> **TEXTO DE REFERENCIA**:
■ ■ ■

“…El tiempo es la sustancia de que estoy hecho…”
Jorge Luis Borges

La mujer es como la dama del ajedrez, que anda con pie de torre y mira con ojo de alfil. Siglos de patriarcado han desarrollado en ella una oblicua rectitud que sobrepasa al más capaz de los trebejistas, y una sutil fortaleza que seduce con el mismo poder que subyuga. Así, con esas armas secretas, se enfrenta Leonor a la vida y al arte, valga la redundancia.

Leonor Menes y Womancraft.

Recuerdo que, en 2014, hizo una exposición de pinturas dedicada al tiempo, cuyo título era El esqueleto invisible de las cosas. Un año más tarde, expuso la serie Natura pieza en el Taller Experimental de Gráfica de La Habana, conjunto de quince fotos y grabados que intentaba resaltar el lado femenino de la naturaleza. Ahora, como un río al que tributan aquellos afluentes, retoma ambos temas fundiendo pintura, grabado y fotografía en una sola propuesta.

Womancraft (El arte de ser mujer) es un rebaño de imágenes pastando enigmas en las praderas del sueño. Cada pieza, en la medida en que revela signos que velan sus significados, es un hallazgo y un misterio. ¿Códigos? ¡Son tantos, que no vale la pena adjudicarle uno! Cada quien que escoja el suyo. En definitiva, un cuadro habla sin lengua al espectador que escucha con ojos.

■ ■ ■

> **LISTADO DE REGISTROS**:
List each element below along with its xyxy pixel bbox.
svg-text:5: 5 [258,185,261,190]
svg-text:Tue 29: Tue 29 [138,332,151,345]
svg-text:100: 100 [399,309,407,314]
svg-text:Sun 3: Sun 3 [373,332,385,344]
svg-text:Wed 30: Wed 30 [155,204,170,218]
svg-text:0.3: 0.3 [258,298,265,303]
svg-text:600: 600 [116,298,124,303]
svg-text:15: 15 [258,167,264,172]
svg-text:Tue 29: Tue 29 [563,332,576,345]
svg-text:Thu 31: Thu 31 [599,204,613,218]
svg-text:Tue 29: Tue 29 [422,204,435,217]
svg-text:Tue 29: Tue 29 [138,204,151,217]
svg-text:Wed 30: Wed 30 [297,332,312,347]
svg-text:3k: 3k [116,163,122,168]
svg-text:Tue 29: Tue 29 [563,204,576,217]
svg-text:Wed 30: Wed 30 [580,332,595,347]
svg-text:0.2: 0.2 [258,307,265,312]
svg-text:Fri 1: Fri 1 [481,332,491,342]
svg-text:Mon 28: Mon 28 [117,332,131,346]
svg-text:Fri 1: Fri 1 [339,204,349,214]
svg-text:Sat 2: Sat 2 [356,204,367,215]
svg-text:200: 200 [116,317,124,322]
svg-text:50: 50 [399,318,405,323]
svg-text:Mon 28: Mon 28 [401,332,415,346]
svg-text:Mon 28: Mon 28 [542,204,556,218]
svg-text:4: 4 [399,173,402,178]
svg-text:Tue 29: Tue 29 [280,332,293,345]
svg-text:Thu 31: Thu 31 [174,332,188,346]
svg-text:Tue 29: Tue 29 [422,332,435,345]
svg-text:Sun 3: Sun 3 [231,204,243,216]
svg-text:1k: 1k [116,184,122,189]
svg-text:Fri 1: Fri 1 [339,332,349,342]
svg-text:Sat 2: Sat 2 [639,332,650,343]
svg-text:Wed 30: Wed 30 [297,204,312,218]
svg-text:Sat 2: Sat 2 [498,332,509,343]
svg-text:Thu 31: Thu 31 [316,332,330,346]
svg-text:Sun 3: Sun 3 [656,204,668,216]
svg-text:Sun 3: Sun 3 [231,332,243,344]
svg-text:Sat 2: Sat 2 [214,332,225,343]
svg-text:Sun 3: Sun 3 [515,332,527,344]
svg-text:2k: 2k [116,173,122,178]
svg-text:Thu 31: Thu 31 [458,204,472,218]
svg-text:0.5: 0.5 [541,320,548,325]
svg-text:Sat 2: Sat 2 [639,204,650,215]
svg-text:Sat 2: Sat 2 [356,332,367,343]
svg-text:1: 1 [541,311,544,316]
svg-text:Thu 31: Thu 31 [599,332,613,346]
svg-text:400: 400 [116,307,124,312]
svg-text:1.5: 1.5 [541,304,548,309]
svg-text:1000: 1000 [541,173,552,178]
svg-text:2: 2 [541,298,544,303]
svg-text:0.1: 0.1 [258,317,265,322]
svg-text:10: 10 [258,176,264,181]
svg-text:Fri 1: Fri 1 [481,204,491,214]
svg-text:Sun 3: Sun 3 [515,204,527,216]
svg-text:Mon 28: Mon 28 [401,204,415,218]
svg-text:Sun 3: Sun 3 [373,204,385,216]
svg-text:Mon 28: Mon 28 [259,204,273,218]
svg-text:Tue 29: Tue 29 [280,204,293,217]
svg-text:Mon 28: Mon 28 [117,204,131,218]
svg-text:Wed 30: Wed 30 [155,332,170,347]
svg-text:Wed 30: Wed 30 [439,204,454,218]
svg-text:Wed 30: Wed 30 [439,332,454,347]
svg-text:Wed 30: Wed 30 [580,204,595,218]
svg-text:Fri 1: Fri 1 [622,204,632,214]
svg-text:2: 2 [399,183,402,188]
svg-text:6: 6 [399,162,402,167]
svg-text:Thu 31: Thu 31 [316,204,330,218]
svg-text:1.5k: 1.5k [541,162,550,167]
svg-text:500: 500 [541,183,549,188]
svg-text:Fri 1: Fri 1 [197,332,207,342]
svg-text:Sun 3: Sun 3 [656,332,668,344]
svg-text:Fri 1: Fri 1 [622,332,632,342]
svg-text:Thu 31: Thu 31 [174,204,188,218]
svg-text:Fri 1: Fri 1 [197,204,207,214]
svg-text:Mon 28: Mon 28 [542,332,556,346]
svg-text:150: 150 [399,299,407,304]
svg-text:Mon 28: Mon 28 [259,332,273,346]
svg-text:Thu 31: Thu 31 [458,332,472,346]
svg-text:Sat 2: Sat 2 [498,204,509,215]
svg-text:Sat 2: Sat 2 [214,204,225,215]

■ ■ ■

> **PREGUNTAS DE ESTUDIO**:
- 1) Según el texto sobre Womancraft, ¿por qué cada pieza de la muestra es a la vez un hallazgo y un misterio? Responde en una a tres oraciones.
- 2) Traduce al inglés esta oración del texto sobre Womancraft: "Un año más tarde, expuso la serie Natura pieza en el Taller Experimental de Gráfica de La Habana, conjunto de quince fotos y grabados que intentaba resaltar el lado femenino de la naturaleza."
- 3) Prosigue el texto sobre Womancraft a partir de su última oración.

> **CLAVE DE RESPUESTAS**:
- 1) Porque cada pieza revela signos que, al mismo tiempo, velan sus significados. Así descubre algo y a la vez lo mantiene oculto.

- 2) A year later, she exhibited the series Natura pieza at the Taller Experimental de Gráfica de La Habana, a set of fifteen photographs and prints that sought to highlight the feminine side of nature.

- 3)
Formalmente, Leonor tiende a complejizar el objeto artístico mediante el dimensionamiento de la imagen. Ella, como muchos otros artistas contemporáneos, coloca su objeto en, entre y más allá de las disciplinas. La pintura, la fotografía y el grabado —que son las artes que invoca en este caso— parecen aspirar a cierta visión escultural y, más que eso, a una dinámica propia del teatro o del cine. De ahí la profusión de elementos matéricos, como semillas, cristales, hojas, trozos de madera y piedras, así como la búsqueda a toda costa del movimiento. Esto hace que las dimensiones de la imagen se multipliquen, por lo que el plano deviene espacio, y el espacio, universo. Cada cuadro, cada grabado, cada fotografía es un jirón del devenir que la artista rasga, recorta, reensambla, pega. Leonor edita los fotogramas de su vida del mismo modo que Tarkovski esculpió el tiempo en El espejo.

Y es en este hecho —el de esculpir el tiempo, a partir de un enfoque complejo— donde se revela una de las claves conceptuales de Womancraft.

Una mujer se desnuda, y queda un cuerpo; desnuda su cuerpo, y queda un alma; desnuda su alma, y queda un tiempo. Eso somos: tiempo coagulado. Nadie lo sabe mejor que una mujer, y nadie mejor que ella puede revelarlo.

Womancraft (El arte de ser mujer) es un rebaño de imágenes pastando enigmas en las praderas del sueño. Cada pieza, en la medida en que revela signos que velan sus significados, es un hallazgo y un misterio.

Durante milenios, cuando el hombre salía de caza, la mujer quedaba al cuidado de la casa. Mientras él aprendía a descifrar infinitos laberintos espaciales, ella dialogaba en silencio con las eternas espirales del tiempo. Por eso él aprendió la ciencia de orientarse, y ella, el arte de fluir. Él quedó hecho de lugares y nombres; ella, de minutos y horas.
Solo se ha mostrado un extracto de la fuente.